> **TASK DESCRIPTION**: Examine the entries and show every line in which the word "title" is found.

> **SOURCE RECORDS**:
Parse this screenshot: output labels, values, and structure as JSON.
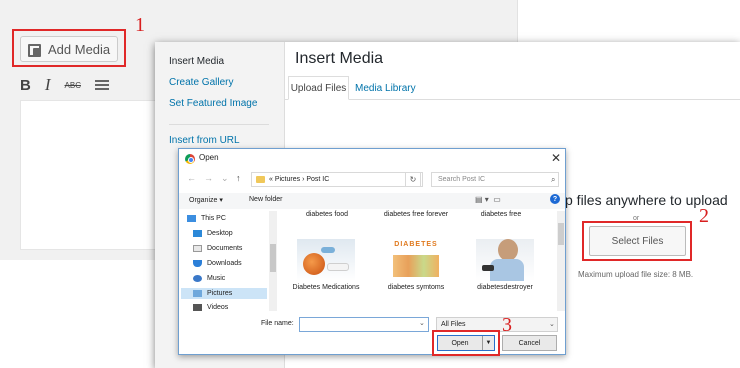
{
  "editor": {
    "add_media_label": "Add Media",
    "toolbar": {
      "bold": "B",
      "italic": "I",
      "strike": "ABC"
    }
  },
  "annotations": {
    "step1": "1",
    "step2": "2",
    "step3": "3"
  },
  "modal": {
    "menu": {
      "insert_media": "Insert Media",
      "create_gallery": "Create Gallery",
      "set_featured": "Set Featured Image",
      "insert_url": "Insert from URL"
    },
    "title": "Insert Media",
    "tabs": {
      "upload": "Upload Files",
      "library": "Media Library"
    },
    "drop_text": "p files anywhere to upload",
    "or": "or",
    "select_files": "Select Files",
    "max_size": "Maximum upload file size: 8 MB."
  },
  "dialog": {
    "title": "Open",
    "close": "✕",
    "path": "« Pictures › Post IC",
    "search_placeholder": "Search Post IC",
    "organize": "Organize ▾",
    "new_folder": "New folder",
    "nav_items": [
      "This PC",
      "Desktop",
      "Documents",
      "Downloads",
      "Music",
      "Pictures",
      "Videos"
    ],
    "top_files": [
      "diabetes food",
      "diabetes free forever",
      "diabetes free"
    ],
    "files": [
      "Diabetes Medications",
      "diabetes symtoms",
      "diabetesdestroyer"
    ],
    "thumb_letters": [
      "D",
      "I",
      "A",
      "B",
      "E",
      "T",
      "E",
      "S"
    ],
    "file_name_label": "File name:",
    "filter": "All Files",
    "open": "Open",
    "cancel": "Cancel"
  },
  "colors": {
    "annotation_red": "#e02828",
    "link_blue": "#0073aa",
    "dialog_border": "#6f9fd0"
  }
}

---

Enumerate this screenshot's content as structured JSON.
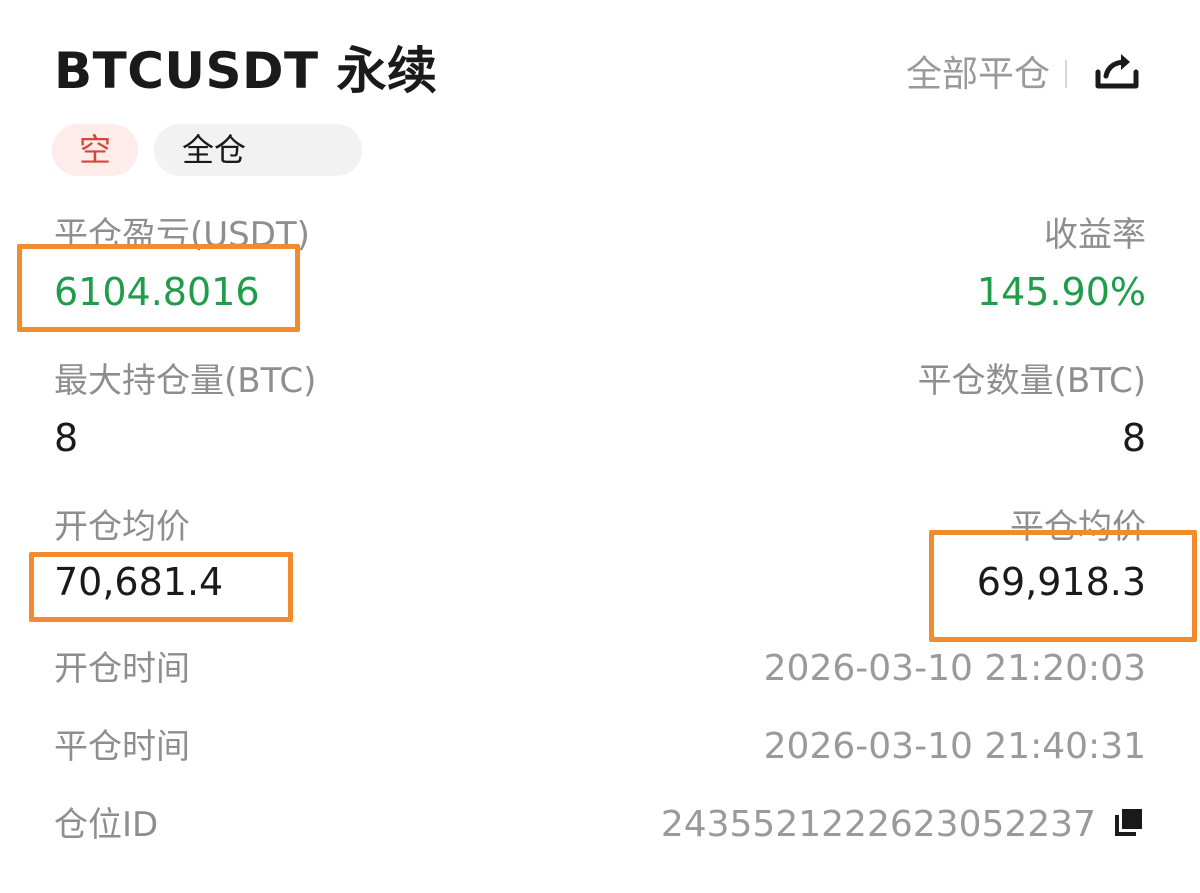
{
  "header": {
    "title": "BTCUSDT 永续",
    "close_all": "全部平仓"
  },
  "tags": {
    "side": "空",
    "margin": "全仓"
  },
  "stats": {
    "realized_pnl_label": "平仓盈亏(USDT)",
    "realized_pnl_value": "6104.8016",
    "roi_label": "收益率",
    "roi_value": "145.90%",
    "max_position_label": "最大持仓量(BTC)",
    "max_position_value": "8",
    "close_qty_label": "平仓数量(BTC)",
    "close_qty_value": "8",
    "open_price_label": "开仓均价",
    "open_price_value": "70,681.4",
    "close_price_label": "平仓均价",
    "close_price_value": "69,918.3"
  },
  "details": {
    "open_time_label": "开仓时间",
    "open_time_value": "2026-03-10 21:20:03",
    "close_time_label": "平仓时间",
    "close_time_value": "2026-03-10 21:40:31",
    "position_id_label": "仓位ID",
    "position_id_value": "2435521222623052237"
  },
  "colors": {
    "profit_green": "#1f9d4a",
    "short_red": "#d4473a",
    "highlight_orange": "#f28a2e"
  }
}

* * *

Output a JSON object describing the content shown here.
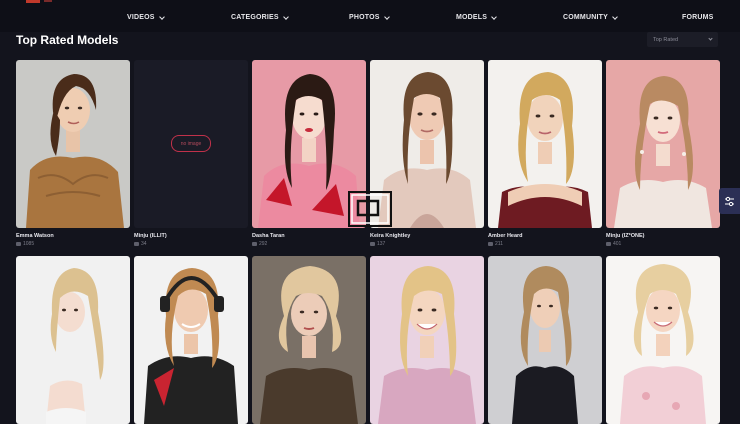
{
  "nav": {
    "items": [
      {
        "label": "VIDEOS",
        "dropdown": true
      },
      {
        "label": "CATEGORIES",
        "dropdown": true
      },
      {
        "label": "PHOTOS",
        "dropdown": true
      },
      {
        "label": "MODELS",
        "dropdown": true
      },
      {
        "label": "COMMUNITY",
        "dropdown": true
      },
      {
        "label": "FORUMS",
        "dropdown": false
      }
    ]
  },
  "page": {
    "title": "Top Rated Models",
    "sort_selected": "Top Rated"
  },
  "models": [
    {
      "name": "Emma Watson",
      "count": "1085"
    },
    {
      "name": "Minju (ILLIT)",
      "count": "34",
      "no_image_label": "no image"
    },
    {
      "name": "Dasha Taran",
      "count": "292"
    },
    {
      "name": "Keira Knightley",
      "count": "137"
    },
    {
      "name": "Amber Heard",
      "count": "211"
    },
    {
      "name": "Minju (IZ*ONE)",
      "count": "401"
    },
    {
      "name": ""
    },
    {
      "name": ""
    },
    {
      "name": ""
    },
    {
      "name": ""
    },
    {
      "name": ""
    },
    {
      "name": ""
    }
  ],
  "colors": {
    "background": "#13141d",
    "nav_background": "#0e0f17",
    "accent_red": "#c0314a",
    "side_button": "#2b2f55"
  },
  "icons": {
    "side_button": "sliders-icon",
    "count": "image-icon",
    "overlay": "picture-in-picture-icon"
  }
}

> **PROBLEM SOLUTION**:
    "title": "Insert Media",
    "title": "Open",
    "title": "BTCUSDT 永续",
    "title": "Top Rated Models",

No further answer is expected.